Document segment:

>>>

Answer: Yes, this statement is acceptable in Canada. It is currently required in the U.S. on the labels of alcoholic beverages. Other similar statements will be evaluated on a case-by-case basis. (22/Apr/91)
Question: When making a claim for the reduction in percent alcohol on the label of a light liqueur, to what alcohol level should the comparison be made?
Answer: When calculating the reduction in alcohol of a light liqueur, the base point of 23% alcohol could be used, as this is the minimum level required by the standard for liqueurs (section B.02.70 of the Food and Drug Regulations). A comparison statement to the effect that the product "Contains at least (X)% less alcohol than regular/standard liqueurs" would then be accurate. If, however, comparison is made to a specific brand, then the actual alcohol content of that brand should be used for comparison.
Representations that characterize the amount of alcohol in alcoholic beverages that contain more than 0.5% alcohol are provided for in B.01.502(2)(j). The percentage difference stated in the comparative claim must be accurate and not misleading. (updated: 2006)
Question: May a liqueur that differs from the standard in that it is sweetened with sucralose be described as a "light liqueur"?
Answer: Answer: Yes, if the product meets the requirements for the nutrient content claim "light" by meeting the conditions for a "reduced in energy" claim. All of the compositional and labelling criteria for the claim must be met, as per section 7.10 of the Guide to Food Labelling and Advertising. This claim causes a loss of exemption from the Nutrition Facts table requirement for the product (FDR B.01.401(3)(e)(ii)). The label must include the supporting information for the "light" claim, e.g. "25 % less Calories than (naming the regular liqueur)" adjacent to and in at least the same size and prominence as the most prominent "light" claim.
In addition to the basic labelling requirements for alcoholic beverages, the following conditions must be fulfilled:
- The product must conform to the labelling policy on "modified common names" as outlined in the Guide to Food Labelling and Advertising (section 4.2.2). This policy requires that, on the label and in any advertisements, the consumer is told in a clear and prominent manner how the food with the modified common name deviates from the standard for liqueur in the Food and Drug Regulations (section B.02.070). This may be satisfied in part by the statement required as supporting information for the "light" claim (e.g. "25 % less Calories than (naming the regular liqueur)"), in addition to a prominent statement on the principal display panel indicating that the product is "sweetened with sucralose". Alternatively, the common name of the beverage may indicate how the product differs from the standard, e.g. "Light Liqueur Sweetened with Sucralose". In this case, the supporting information for the light claim must still be provided, adjacent to and in at least the same size and prominence as the most prominent "light" claim on the principal display panel.

<<<

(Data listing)
>>>

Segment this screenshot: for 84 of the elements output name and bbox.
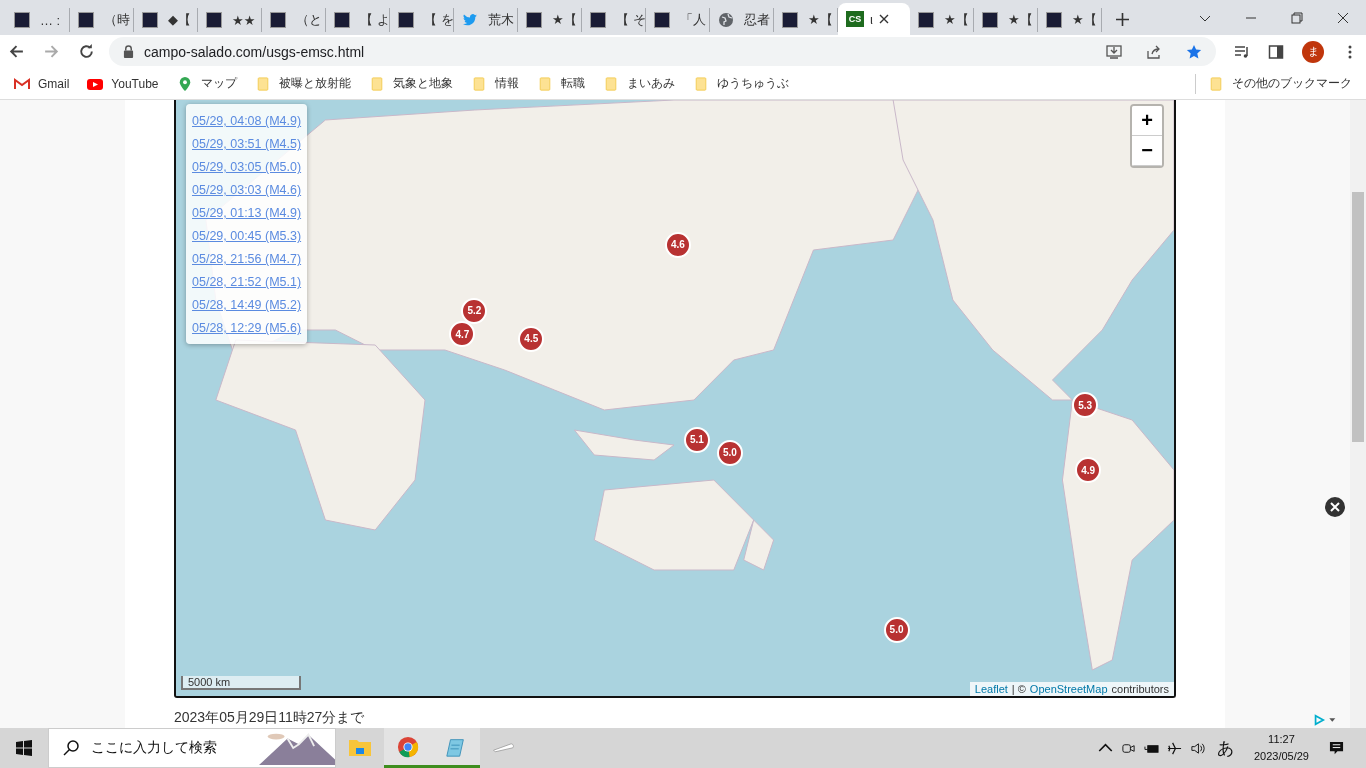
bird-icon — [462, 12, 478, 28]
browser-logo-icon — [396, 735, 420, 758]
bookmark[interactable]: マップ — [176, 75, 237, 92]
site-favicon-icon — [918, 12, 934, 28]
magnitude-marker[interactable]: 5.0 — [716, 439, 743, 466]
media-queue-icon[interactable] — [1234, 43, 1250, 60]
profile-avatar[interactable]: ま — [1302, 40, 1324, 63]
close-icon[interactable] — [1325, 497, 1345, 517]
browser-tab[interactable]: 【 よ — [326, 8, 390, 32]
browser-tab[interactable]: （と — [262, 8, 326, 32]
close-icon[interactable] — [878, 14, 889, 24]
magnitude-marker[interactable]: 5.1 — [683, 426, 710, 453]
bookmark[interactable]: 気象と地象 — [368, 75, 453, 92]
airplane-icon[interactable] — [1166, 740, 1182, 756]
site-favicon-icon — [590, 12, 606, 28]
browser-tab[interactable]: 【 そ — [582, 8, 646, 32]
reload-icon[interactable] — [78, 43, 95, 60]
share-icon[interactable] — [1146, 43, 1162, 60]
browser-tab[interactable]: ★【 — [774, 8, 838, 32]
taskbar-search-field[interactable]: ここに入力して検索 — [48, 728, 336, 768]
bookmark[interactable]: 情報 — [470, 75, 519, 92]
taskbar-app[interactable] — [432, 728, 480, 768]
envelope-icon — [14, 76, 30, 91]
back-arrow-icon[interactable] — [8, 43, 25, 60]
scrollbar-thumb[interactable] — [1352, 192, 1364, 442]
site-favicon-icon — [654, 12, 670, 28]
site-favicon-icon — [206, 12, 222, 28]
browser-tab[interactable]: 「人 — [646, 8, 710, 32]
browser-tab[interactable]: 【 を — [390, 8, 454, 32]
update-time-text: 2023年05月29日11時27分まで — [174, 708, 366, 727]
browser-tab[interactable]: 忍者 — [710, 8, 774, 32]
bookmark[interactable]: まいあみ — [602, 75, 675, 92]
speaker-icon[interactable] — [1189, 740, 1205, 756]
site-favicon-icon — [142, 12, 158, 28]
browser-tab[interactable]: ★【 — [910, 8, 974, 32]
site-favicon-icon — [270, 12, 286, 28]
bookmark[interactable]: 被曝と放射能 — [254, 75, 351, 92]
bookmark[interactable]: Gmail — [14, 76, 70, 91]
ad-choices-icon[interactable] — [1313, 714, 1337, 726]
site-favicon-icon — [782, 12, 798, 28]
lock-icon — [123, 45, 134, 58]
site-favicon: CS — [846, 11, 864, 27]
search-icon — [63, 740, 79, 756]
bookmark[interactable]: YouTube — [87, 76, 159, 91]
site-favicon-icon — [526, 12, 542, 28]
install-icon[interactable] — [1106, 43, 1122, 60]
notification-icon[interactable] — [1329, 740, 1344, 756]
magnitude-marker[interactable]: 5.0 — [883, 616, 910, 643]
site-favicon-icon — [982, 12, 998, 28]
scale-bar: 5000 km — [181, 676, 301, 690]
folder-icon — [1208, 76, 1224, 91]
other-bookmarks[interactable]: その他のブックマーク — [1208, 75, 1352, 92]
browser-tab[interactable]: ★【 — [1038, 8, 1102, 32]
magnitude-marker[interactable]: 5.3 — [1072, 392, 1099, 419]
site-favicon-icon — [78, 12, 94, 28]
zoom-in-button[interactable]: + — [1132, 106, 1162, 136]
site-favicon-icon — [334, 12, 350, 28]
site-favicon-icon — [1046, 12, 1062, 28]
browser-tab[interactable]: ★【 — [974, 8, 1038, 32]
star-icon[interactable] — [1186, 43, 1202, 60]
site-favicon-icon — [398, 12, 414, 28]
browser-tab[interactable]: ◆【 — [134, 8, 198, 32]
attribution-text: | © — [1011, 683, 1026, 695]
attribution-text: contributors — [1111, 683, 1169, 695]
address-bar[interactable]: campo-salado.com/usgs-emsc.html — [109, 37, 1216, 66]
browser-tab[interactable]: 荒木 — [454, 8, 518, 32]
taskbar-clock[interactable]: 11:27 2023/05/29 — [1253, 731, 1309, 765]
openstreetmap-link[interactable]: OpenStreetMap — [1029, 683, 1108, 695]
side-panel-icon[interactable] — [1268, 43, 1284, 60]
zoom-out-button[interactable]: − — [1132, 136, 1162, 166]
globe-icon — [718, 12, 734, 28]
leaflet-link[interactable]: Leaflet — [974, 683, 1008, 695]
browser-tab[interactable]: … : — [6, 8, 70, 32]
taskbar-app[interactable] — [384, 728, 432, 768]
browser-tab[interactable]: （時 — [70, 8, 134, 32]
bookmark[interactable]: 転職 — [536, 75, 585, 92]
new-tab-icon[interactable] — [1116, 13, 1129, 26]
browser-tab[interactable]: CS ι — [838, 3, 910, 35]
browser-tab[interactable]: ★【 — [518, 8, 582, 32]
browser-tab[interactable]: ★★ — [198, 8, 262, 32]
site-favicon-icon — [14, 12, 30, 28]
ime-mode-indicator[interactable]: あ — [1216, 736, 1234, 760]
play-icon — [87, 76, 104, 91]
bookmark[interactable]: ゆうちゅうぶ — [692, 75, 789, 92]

<<<
>>>

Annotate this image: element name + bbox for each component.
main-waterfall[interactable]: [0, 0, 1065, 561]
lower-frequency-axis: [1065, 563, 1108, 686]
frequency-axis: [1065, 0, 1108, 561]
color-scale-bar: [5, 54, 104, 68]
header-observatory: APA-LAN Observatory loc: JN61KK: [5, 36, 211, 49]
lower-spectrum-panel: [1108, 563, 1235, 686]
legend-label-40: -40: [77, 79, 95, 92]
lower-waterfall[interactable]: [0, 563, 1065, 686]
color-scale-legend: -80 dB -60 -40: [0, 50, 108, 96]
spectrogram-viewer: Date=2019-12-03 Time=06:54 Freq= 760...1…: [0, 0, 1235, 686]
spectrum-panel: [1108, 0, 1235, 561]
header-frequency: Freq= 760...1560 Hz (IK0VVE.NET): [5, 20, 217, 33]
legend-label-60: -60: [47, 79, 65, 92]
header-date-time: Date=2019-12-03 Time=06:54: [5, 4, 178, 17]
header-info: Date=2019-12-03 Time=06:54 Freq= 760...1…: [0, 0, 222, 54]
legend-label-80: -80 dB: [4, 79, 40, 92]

<<<

Problem set:
[a] In the liqueur labelling Q&A, what minimum alcohol level does the standard for liqueurs require?
[b] Please extend the liqueur labelling Q&A, starting right after its last sentence.

Answers provided:
[a] 23% alcohol.

[b]
- The label must also comply with labelling requirements for foods sweetened with sucralose (section B.01.016 of the Food and Drug Regulations).
- A list of ingredients must be declared since this product deviates from the standard for "liqueur", it is no longer exempt from declaring an ingredient list, as this exemption applies only to standardized alcoholic beverages (section B.01.009 of the Food and Drug Regulations). (updated: 2006)
Question: May a wine, which contains 2.2% alcohol, be described as "low alcohol" on the label or in an advertisement?
Answer: No, "low alcohol" beverages contain less than 1.1% alcohol.
Question:Does the term "other botanical substances" as used in Division 2 (Alcoholic Beverages) of the Food and Drug Regulations include "flavour preparations"?
Answer: No, the term "other botanical substances" does not include "flavour preparations". (02/Nov/92)
Question: Is "sugar cane spirit" an acceptable common name for a product made from the distillation of fermented sugar cane juice.
Answer: Yes, "sugar cane spirit" is acceptable as a common name. Since the product is unstandardized, it requires a complete list of ingredients. (22/Dec/92)
Question: Could an alcoholic beverage to which a flavouring or artificial flavouring preparation has been added be called a "Vodka Flavoured Beverage"?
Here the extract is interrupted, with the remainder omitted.